## WHAT TO WORK ON
Copy every line of the data exactly, leaving nothing out.

## INPUT FOR THIS TASK
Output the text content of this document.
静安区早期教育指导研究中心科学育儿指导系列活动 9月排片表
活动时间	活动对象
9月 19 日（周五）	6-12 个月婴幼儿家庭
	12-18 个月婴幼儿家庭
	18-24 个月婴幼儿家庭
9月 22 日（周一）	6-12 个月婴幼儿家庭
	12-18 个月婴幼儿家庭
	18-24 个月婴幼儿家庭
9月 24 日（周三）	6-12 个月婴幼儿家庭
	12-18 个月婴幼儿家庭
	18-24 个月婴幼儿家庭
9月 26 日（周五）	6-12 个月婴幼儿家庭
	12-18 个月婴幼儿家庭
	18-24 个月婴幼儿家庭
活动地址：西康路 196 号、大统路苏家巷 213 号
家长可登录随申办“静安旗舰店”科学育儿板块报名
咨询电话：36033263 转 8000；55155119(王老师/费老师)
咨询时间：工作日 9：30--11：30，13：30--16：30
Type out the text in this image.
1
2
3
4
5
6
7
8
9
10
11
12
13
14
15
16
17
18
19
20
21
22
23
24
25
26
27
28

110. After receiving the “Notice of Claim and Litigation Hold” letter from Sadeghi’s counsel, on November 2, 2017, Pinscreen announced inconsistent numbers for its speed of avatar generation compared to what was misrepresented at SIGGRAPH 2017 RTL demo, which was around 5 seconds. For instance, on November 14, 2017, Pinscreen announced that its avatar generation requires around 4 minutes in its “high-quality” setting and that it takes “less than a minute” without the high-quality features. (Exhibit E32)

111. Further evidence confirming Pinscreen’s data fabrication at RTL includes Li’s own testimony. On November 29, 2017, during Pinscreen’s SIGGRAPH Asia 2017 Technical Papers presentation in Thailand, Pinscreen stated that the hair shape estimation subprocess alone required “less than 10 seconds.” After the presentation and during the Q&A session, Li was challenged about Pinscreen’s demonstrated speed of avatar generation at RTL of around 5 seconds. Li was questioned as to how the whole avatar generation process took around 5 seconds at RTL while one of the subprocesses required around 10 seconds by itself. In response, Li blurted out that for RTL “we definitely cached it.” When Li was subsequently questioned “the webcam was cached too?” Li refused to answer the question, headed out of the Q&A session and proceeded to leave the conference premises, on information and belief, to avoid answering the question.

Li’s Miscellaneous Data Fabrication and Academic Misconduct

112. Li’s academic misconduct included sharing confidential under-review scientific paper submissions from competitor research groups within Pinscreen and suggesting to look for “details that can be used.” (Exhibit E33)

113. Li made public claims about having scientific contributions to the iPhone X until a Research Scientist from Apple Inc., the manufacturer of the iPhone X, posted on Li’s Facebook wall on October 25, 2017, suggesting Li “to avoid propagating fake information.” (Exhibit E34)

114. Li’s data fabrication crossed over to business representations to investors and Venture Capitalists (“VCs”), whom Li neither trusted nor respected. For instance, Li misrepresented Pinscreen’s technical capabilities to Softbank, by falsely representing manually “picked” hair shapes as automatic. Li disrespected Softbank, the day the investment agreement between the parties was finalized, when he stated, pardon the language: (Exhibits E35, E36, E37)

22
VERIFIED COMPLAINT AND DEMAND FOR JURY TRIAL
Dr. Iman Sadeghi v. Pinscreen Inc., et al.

## COMPLETE ANSWER
Output the text content of this document.
静安区早期教育指导研究中心科学育儿指导系列活动 9月排片表
活动时间	活动对象
9月 19 日（周五）	6-12 个月婴幼儿家庭
	12-18 个月婴幼儿家庭
	18-24 个月婴幼儿家庭
9月 22 日（周一）	6-12 个月婴幼儿家庭
	12-18 个月婴幼儿家庭
	18-24 个月婴幼儿家庭
9月 24 日（周三）	6-12 个月婴幼儿家庭
	12-18 个月婴幼儿家庭
	18-24 个月婴幼儿家庭
9月 26 日（周五）	6-12 个月婴幼儿家庭
	12-18 个月婴幼儿家庭
	18-24 个月婴幼儿家庭
活动地址：西康路 196 号、大统路苏家巷 213 号
家长可登录随申办“静安旗舰店”科学育儿板块报名
咨询电话：36033263 转 8000；55155119(王老师/费老师)
咨询时间：工作日 9：30--11：30，13：30--16：30
Type out the text in this image.
1
2
3
4
5
6
7
8
9
10
11
12
13
14
15
16
17
18
19
20
21
22
23
24
25
26
27
28

110. After receiving the “Notice of Claim and Litigation Hold” letter from Sadeghi’s counsel, on November 2, 2017, Pinscreen announced inconsistent numbers for its speed of avatar generation compared to what was misrepresented at SIGGRAPH 2017 RTL demo, which was around 5 seconds. For instance, on November 14, 2017, Pinscreen announced that its avatar generation requires around 4 minutes in its “high-quality” setting and that it takes “less than a minute” without the high-quality features. (Exhibit E32)

111. Further evidence confirming Pinscreen’s data fabrication at RTL includes Li’s own testimony. On November 29, 2017, during Pinscreen’s SIGGRAPH Asia 2017 Technical Papers presentation in Thailand, Pinscreen stated that the hair shape estimation subprocess alone required “less than 10 seconds.” After the presentation and during the Q&A session, Li was challenged about Pinscreen’s demonstrated speed of avatar generation at RTL of around 5 seconds. Li was questioned as to how the whole avatar generation process took around 5 seconds at RTL while one of the subprocesses required around 10 seconds by itself. In response, Li blurted out that for RTL “we definitely cached it.” When Li was subsequently questioned “the webcam was cached too?” Li refused to answer the question, headed out of the Q&A session and proceeded to leave the conference premises, on information and belief, to avoid answering the question.

Li’s Miscellaneous Data Fabrication and Academic Misconduct

112. Li’s academic misconduct included sharing confidential under-review scientific paper submissions from competitor research groups within Pinscreen and suggesting to look for “details that can be used.” (Exhibit E33)

113. Li made public claims about having scientific contributions to the iPhone X until a Research Scientist from Apple Inc., the manufacturer of the iPhone X, posted on Li’s Facebook wall on October 25, 2017, suggesting Li “to avoid propagating fake information.” (Exhibit E34)

114. Li’s data fabrication crossed over to business representations to investors and Venture Capitalists (“VCs”), whom Li neither trusted nor respected. For instance, Li misrepresented Pinscreen’s technical capabilities to Softbank, by falsely representing manually “picked” hair shapes as automatic. Li disrespected Softbank, the day the investment agreement between the parties was finalized, when he stated, pardon the language: (Exhibits E35, E36, E37)

22
VERIFIED COMPLAINT AND DEMAND FOR JURY TRIAL
Dr. Iman Sadeghi v. Pinscreen Inc., et al.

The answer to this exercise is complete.